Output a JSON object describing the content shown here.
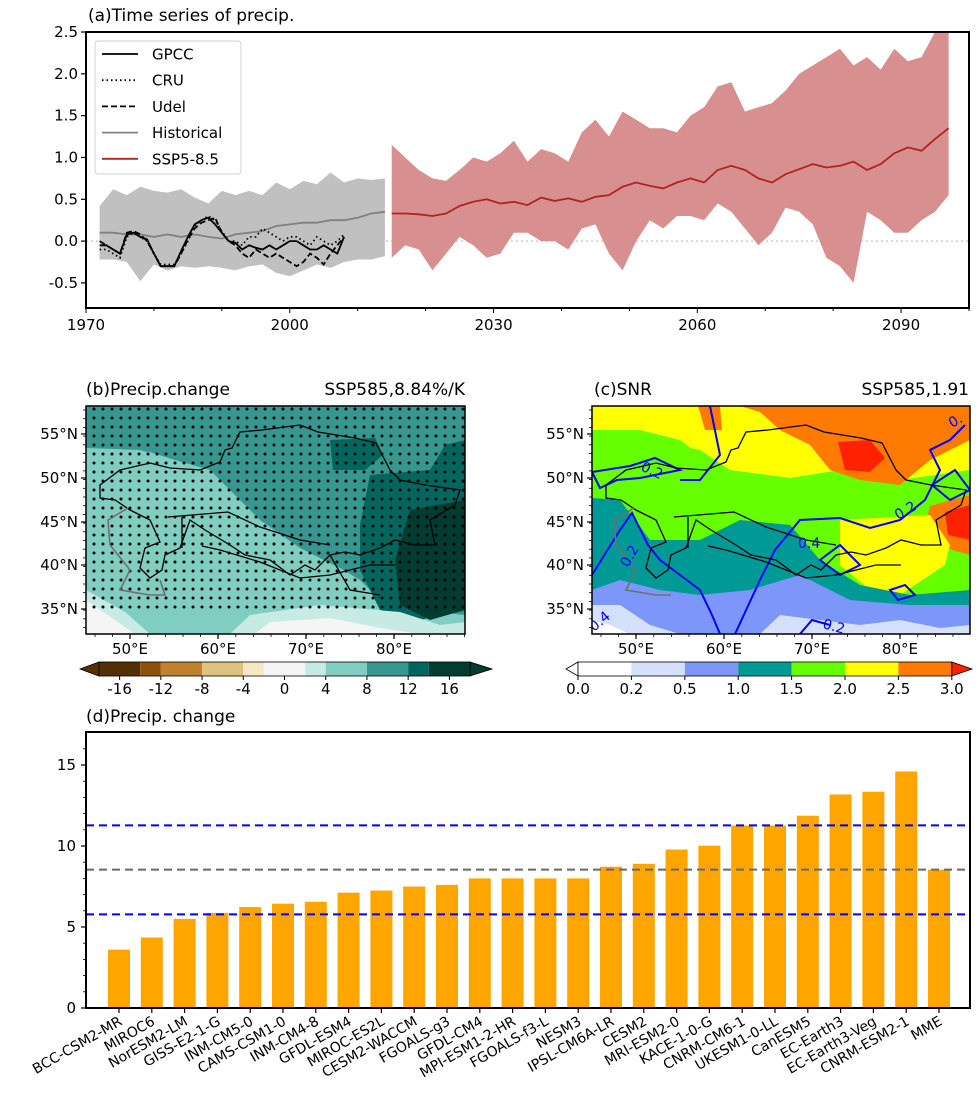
{
  "chart_data": [
    {
      "type": "line",
      "panel": "a",
      "title": "(a)Time series of precip.",
      "xlim": [
        1970,
        2100
      ],
      "ylim": [
        -0.8,
        2.5
      ],
      "xticks": [
        1970,
        2000,
        2030,
        2060,
        2090
      ],
      "xtick_labels": [
        "1970",
        "2000",
        "2030",
        "2060",
        "2090"
      ],
      "yticks": [
        -0.5,
        0.0,
        0.5,
        1.0,
        1.5,
        2.0,
        2.5
      ],
      "ytick_labels": [
        "-0.5",
        "0.0",
        "0.5",
        "1.0",
        "1.5",
        "2.0",
        "2.5"
      ],
      "zero_line": 0.0,
      "legend_position": "top-left",
      "legend": [
        "GPCC",
        "CRU",
        "Udel",
        "Historical",
        "SSP5-8.5"
      ],
      "colors": {
        "obs": "#000000",
        "historical": "#808080",
        "historical_band": "#c0c0c0",
        "ssp": "#b22222",
        "ssp_band": "#d88f90",
        "zero": "#cccccc"
      },
      "series": [
        {
          "name": "GPCC",
          "style": "solid",
          "x": [
            1972,
            1973,
            1974,
            1975,
            1976,
            1977,
            1978,
            1979,
            1980,
            1981,
            1982,
            1983,
            1984,
            1985,
            1986,
            1987,
            1988,
            1989,
            1990,
            1991,
            1992,
            1993,
            1994,
            1995,
            1996,
            1997,
            1998,
            1999,
            2000,
            2001,
            2002,
            2003,
            2004,
            2005,
            2006,
            2007,
            2008,
            2009,
            2010,
            2011,
            2012
          ],
          "y": [
            -0.05,
            -0.05,
            -0.1,
            -0.15,
            0.08,
            0.1,
            0.05,
            0.02,
            -0.15,
            -0.3,
            -0.3,
            -0.3,
            -0.12,
            0.05,
            0.2,
            0.25,
            0.28,
            0.2,
            0.1,
            0.0,
            -0.02,
            -0.1,
            -0.05,
            -0.08,
            -0.1,
            -0.05,
            -0.1,
            -0.05,
            0.0,
            0.0,
            -0.05,
            -0.1,
            -0.1,
            -0.05,
            -0.1,
            -0.15,
            0.05,
            null,
            null,
            null,
            null
          ]
        },
        {
          "name": "CRU",
          "style": "dotted",
          "x": [
            1972,
            1973,
            1974,
            1975,
            1976,
            1977,
            1978,
            1979,
            1980,
            1981,
            1982,
            1983,
            1984,
            1985,
            1986,
            1987,
            1988,
            1989,
            1990,
            1991,
            1992,
            1993,
            1994,
            1995,
            1996,
            1997,
            1998,
            1999,
            2000,
            2001,
            2002,
            2003,
            2004,
            2005,
            2006,
            2007,
            2008
          ],
          "y": [
            -0.1,
            -0.1,
            -0.15,
            -0.2,
            0.05,
            0.1,
            0.05,
            0.0,
            -0.15,
            -0.28,
            -0.28,
            -0.28,
            -0.15,
            0.0,
            0.18,
            0.25,
            0.3,
            0.25,
            0.12,
            0.0,
            0.0,
            -0.05,
            0.05,
            0.05,
            0.15,
            0.1,
            0.05,
            0.0,
            0.05,
            0.05,
            0.0,
            -0.05,
            0.05,
            0.0,
            -0.05,
            0.0,
            0.08
          ]
        },
        {
          "name": "Udel",
          "style": "dashed",
          "x": [
            1972,
            1973,
            1974,
            1975,
            1976,
            1977,
            1978,
            1979,
            1980,
            1981,
            1982,
            1983,
            1984,
            1985,
            1986,
            1987,
            1988,
            1989,
            1990,
            1991,
            1992,
            1993,
            1994,
            1995,
            1996,
            1997,
            1998,
            1999,
            2000,
            2001,
            2002,
            2003,
            2004,
            2005,
            2006,
            2007,
            2008
          ],
          "y": [
            0.0,
            -0.05,
            -0.1,
            -0.15,
            0.1,
            0.12,
            0.08,
            0.0,
            -0.15,
            -0.3,
            -0.3,
            -0.3,
            -0.15,
            0.02,
            0.15,
            0.22,
            0.25,
            0.28,
            0.1,
            0.0,
            -0.05,
            -0.15,
            -0.2,
            -0.1,
            -0.15,
            -0.2,
            -0.15,
            -0.2,
            -0.25,
            -0.3,
            -0.25,
            -0.15,
            -0.2,
            -0.28,
            -0.15,
            -0.05,
            0.05
          ]
        },
        {
          "name": "Historical",
          "style": "solid",
          "x": [
            1972,
            1974,
            1976,
            1978,
            1980,
            1982,
            1984,
            1986,
            1988,
            1990,
            1992,
            1994,
            1996,
            1998,
            2000,
            2002,
            2004,
            2006,
            2008,
            2010,
            2012,
            2014
          ],
          "y": [
            0.1,
            0.1,
            0.08,
            0.08,
            0.05,
            0.08,
            0.05,
            0.08,
            0.05,
            0.03,
            0.08,
            0.1,
            0.12,
            0.18,
            0.2,
            0.22,
            0.22,
            0.25,
            0.25,
            0.28,
            0.33,
            0.35
          ],
          "band_upper": [
            0.42,
            0.62,
            0.55,
            0.65,
            0.6,
            0.58,
            0.62,
            0.52,
            0.45,
            0.6,
            0.55,
            0.6,
            0.55,
            0.7,
            0.62,
            0.72,
            0.68,
            0.82,
            0.7,
            0.75,
            0.73,
            0.75
          ],
          "band_lower": [
            -0.22,
            -0.22,
            -0.25,
            -0.48,
            -0.28,
            -0.35,
            -0.3,
            -0.32,
            -0.3,
            -0.32,
            -0.35,
            -0.3,
            -0.28,
            -0.38,
            -0.42,
            -0.35,
            -0.28,
            -0.32,
            -0.25,
            -0.22,
            -0.22,
            -0.18
          ]
        },
        {
          "name": "SSP5-8.5",
          "style": "solid",
          "x": [
            2015,
            2017,
            2019,
            2021,
            2023,
            2025,
            2027,
            2029,
            2031,
            2033,
            2035,
            2037,
            2039,
            2041,
            2043,
            2045,
            2047,
            2049,
            2051,
            2053,
            2055,
            2057,
            2059,
            2061,
            2063,
            2065,
            2067,
            2069,
            2071,
            2073,
            2075,
            2077,
            2079,
            2081,
            2083,
            2085,
            2087,
            2089,
            2091,
            2093,
            2095,
            2097
          ],
          "y": [
            0.33,
            0.33,
            0.32,
            0.3,
            0.33,
            0.42,
            0.47,
            0.5,
            0.45,
            0.47,
            0.43,
            0.52,
            0.48,
            0.51,
            0.47,
            0.53,
            0.55,
            0.65,
            0.7,
            0.66,
            0.63,
            0.7,
            0.75,
            0.7,
            0.85,
            0.9,
            0.85,
            0.75,
            0.7,
            0.8,
            0.86,
            0.92,
            0.88,
            0.9,
            0.95,
            0.85,
            0.92,
            1.05,
            1.12,
            1.08,
            1.22,
            1.35
          ],
          "band_upper": [
            1.15,
            1.0,
            0.85,
            0.75,
            0.72,
            0.85,
            1.0,
            0.95,
            1.05,
            1.2,
            0.95,
            1.1,
            1.05,
            0.95,
            1.3,
            1.45,
            1.25,
            1.55,
            1.45,
            1.35,
            1.35,
            1.3,
            1.5,
            1.6,
            1.85,
            1.9,
            1.55,
            1.6,
            1.65,
            1.8,
            2.0,
            2.1,
            2.2,
            2.3,
            2.1,
            2.2,
            2.05,
            2.3,
            2.15,
            2.2,
            2.5,
            2.5
          ],
          "band_lower": [
            -0.2,
            -0.05,
            -0.1,
            -0.35,
            -0.15,
            0.05,
            -0.05,
            -0.2,
            -0.15,
            0.1,
            0.1,
            0.0,
            0.0,
            -0.1,
            0.15,
            0.2,
            -0.15,
            -0.35,
            0.0,
            0.25,
            0.15,
            0.3,
            0.3,
            0.25,
            0.45,
            0.35,
            0.15,
            -0.05,
            0.1,
            0.4,
            0.35,
            0.2,
            -0.2,
            -0.3,
            -0.5,
            0.35,
            0.25,
            0.1,
            0.1,
            0.25,
            0.35,
            0.55
          ]
        }
      ]
    },
    {
      "type": "heatmap",
      "panel": "b",
      "title_left": "(b)Precip.change",
      "title_right": "SSP585,8.84%/K",
      "lat_ticks": [
        "55°N",
        "50°N",
        "45°N",
        "40°N",
        "35°N"
      ],
      "lon_ticks": [
        "50°E",
        "60°E",
        "70°E",
        "80°E"
      ],
      "colorbar": {
        "ticks": [
          "-16",
          "-12",
          "-8",
          "-4",
          "0",
          "4",
          "8",
          "12",
          "16"
        ],
        "levels": [
          -18,
          -14,
          -12,
          -8,
          -4,
          -2,
          2,
          4,
          8,
          12,
          14,
          18
        ],
        "colors": [
          "#543005",
          "#8c510a",
          "#bf812d",
          "#dfc27d",
          "#f6e8c3",
          "#f5f5f5",
          "#c7eae5",
          "#80cdc1",
          "#35978f",
          "#01665e",
          "#003c30"
        ],
        "extend": "both"
      },
      "stippling": "significant"
    },
    {
      "type": "heatmap",
      "panel": "c",
      "title_left": "(c)SNR",
      "title_right": "SSP585,1.91",
      "lat_ticks": [
        "55°N",
        "50°N",
        "45°N",
        "40°N",
        "35°N"
      ],
      "lon_ticks": [
        "50°E",
        "60°E",
        "70°E",
        "80°E"
      ],
      "contour_labels": [
        "0.2",
        "0.2",
        "0.2",
        "0.4",
        "0.2",
        "0.4",
        "0."
      ],
      "contour_color": "#0000ff",
      "colorbar": {
        "ticks": [
          "0.0",
          "0.2",
          "0.5",
          "1.0",
          "1.5",
          "2.0",
          "2.5",
          "3.0"
        ],
        "colors": [
          "#ffffff",
          "#d5e0fb",
          "#7d96fa",
          "#009a96",
          "#66ff00",
          "#ffff00",
          "#ff7a00",
          "#ff2200"
        ],
        "extend": "both"
      }
    },
    {
      "type": "bar",
      "panel": "d",
      "title": "(d)Precip. change",
      "ylim": [
        0,
        17
      ],
      "yticks": [
        0,
        5,
        10,
        15
      ],
      "ytick_labels": [
        "0",
        "5",
        "10",
        "15"
      ],
      "bar_color": "#ffa500",
      "categories": [
        "BCC-CSM2-MR",
        "MIROC6",
        "NorESM2-LM",
        "GISS-E2-1-G",
        "INM-CM5-0",
        "CAMS-CSM1-0",
        "INM-CM4-8",
        "GFDL-ESM4",
        "MIROC-ES2L",
        "CESM2-WACCM",
        "FGOALS-g3",
        "GFDL-CM4",
        "MPI-ESM1-2-HR",
        "FGOALS-f3-L",
        "NESM3",
        "IPSL-CM6A-LR",
        "CESM2",
        "MRI-ESM2-0",
        "KACE-1-0-G",
        "CNRM-CM6-1",
        "UKESM1-0-LL",
        "CanESM5",
        "EC-Earth3",
        "EC-Earth3-Veg",
        "CNRM-ESM2-1",
        "MME"
      ],
      "values": [
        3.6,
        4.35,
        5.5,
        5.87,
        6.23,
        6.44,
        6.56,
        7.12,
        7.25,
        7.5,
        7.6,
        8.0,
        8.0,
        8.0,
        8.0,
        8.72,
        8.9,
        9.78,
        10.02,
        11.26,
        11.26,
        11.87,
        13.18,
        13.35,
        14.6,
        8.54
      ],
      "hlines": [
        {
          "value": 11.27,
          "color": "#0000ff",
          "style": "dashed"
        },
        {
          "value": 8.54,
          "color": "#696969",
          "style": "dashed"
        },
        {
          "value": 5.78,
          "color": "#0000ff",
          "style": "dashed"
        }
      ]
    }
  ]
}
____
_INSTRUCTIONS TO FOLLOW:_ Gather, from the listing above, every line carrying the word "series".

_OUTPUT OF THE EXERCISE:_
      "title": "(a)Time series of precip.",
      "series": [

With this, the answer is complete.